[The request]: Reproduce the full listing that appears beneath this instruction exactly.

(Dataset rows)
>>>

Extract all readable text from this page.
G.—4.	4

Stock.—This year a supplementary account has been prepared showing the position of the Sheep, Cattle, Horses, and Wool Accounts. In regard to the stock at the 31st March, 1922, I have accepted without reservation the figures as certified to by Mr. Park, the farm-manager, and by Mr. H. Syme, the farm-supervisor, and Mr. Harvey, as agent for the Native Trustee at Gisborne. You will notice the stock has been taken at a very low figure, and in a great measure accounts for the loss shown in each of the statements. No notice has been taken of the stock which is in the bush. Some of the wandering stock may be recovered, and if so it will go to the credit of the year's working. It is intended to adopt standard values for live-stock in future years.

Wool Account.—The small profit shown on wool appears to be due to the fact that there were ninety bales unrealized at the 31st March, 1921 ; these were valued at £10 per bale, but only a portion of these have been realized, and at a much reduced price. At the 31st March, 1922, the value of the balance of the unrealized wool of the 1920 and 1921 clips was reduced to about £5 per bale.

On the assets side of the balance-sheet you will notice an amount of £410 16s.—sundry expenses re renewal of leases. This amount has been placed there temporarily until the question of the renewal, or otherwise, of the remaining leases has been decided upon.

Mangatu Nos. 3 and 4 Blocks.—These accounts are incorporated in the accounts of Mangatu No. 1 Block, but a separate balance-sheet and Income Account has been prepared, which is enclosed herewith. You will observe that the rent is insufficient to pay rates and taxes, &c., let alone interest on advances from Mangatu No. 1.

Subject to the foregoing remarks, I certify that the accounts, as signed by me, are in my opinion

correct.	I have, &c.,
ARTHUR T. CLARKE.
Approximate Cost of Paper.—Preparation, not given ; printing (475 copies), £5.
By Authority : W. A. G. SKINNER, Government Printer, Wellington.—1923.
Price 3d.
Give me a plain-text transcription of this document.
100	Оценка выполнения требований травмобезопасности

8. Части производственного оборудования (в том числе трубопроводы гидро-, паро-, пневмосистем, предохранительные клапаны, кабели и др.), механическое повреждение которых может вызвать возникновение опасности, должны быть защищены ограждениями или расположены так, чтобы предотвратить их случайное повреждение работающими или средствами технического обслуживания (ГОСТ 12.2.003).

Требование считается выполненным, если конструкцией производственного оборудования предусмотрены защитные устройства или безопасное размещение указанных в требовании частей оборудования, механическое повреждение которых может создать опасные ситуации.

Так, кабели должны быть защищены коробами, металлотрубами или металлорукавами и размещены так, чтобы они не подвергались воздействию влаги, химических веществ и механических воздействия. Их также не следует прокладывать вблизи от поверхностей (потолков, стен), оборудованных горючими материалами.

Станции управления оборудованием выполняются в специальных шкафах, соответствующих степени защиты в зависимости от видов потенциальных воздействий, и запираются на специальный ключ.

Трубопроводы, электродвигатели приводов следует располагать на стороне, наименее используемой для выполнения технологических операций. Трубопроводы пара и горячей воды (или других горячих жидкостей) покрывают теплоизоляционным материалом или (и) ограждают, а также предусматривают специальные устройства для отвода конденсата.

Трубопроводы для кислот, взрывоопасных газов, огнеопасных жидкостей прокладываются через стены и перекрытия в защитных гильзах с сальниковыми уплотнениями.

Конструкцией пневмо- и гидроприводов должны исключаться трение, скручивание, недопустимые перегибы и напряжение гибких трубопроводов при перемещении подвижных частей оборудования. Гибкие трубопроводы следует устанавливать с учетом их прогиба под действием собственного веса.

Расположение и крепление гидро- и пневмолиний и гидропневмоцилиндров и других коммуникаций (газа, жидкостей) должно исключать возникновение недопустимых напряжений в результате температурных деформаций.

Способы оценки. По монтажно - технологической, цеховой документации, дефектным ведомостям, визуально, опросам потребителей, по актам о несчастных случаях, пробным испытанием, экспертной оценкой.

<<<

[Exercise response]:
Extract all readable text from this page.
G.—4.	4

Stock.—This year a supplementary account has been prepared showing the position of the Sheep, Cattle, Horses, and Wool Accounts. In regard to the stock at the 31st March, 1922, I have accepted without reservation the figures as certified to by Mr. Park, the farm-manager, and by Mr. H. Syme, the farm-supervisor, and Mr. Harvey, as agent for the Native Trustee at Gisborne. You will notice the stock has been taken at a very low figure, and in a great measure accounts for the loss shown in each of the statements. No notice has been taken of the stock which is in the bush. Some of the wandering stock may be recovered, and if so it will go to the credit of the year's working. It is intended to adopt standard values for live-stock in future years.

Wool Account.—The small profit shown on wool appears to be due to the fact that there were ninety bales unrealized at the 31st March, 1921 ; these were valued at £10 per bale, but only a portion of these have been realized, and at a much reduced price. At the 31st March, 1922, the value of the balance of the unrealized wool of the 1920 and 1921 clips was reduced to about £5 per bale.

On the assets side of the balance-sheet you will notice an amount of £410 16s.—sundry expenses re renewal of leases. This amount has been placed there temporarily until the question of the renewal, or otherwise, of the remaining leases has been decided upon.

Mangatu Nos. 3 and 4 Blocks.—These accounts are incorporated in the accounts of Mangatu No. 1 Block, but a separate balance-sheet and Income Account has been prepared, which is enclosed herewith. You will observe that the rent is insufficient to pay rates and taxes, &c., let alone interest on advances from Mangatu No. 1.

Subject to the foregoing remarks, I certify that the accounts, as signed by me, are in my opinion

correct.	I have, &c.,
ARTHUR T. CLARKE.
Approximate Cost of Paper.—Preparation, not given ; printing (475 copies), £5.
By Authority : W. A. G. SKINNER, Government Printer, Wellington.—1923.
Price 3d.
Give me a plain-text transcription of this document.
100	Оценка выполнения требований травмобезопасности

8. Части производственного оборудования (в том числе трубопроводы гидро-, паро-, пневмосистем, предохранительные клапаны, кабели и др.), механическое повреждение которых может вызвать возникновение опасности, должны быть защищены ограждениями или расположены так, чтобы предотвратить их случайное повреждение работающими или средствами технического обслуживания (ГОСТ 12.2.003).

Требование считается выполненным, если конструкцией производственного оборудования предусмотрены защитные устройства или безопасное размещение указанных в требовании частей оборудования, механическое повреждение которых может создать опасные ситуации.

Так, кабели должны быть защищены коробами, металлотрубами или металлорукавами и размещены так, чтобы они не подвергались воздействию влаги, химических веществ и механических воздействия. Их также не следует прокладывать вблизи от поверхностей (потолков, стен), оборудованных горючими материалами.

Станции управления оборудованием выполняются в специальных шкафах, соответствующих степени защиты в зависимости от видов потенциальных воздействий, и запираются на специальный ключ.

Трубопроводы, электродвигатели приводов следует располагать на стороне, наименее используемой для выполнения технологических операций. Трубопроводы пара и горячей воды (или других горячих жидкостей) покрывают теплоизоляционным материалом или (и) ограждают, а также предусматривают специальные устройства для отвода конденсата.

Трубопроводы для кислот, взрывоопасных газов, огнеопасных жидкостей прокладываются через стены и перекрытия в защитных гильзах с сальниковыми уплотнениями.

Конструкцией пневмо- и гидроприводов должны исключаться трение, скручивание, недопустимые перегибы и напряжение гибких трубопроводов при перемещении подвижных частей оборудования. Гибкие трубопроводы следует устанавливать с учетом их прогиба под действием собственного веса.

Расположение и крепление гидро- и пневмолиний и гидропневмоцилиндров и других коммуникаций (газа, жидкостей) должно исключать возникновение недопустимых напряжений в результате температурных деформаций.

Способы оценки. По монтажно - технологической, цеховой документации, дефектным ведомостям, визуально, опросам потребителей, по актам о несчастных случаях, пробным испытанием, экспертной оценкой.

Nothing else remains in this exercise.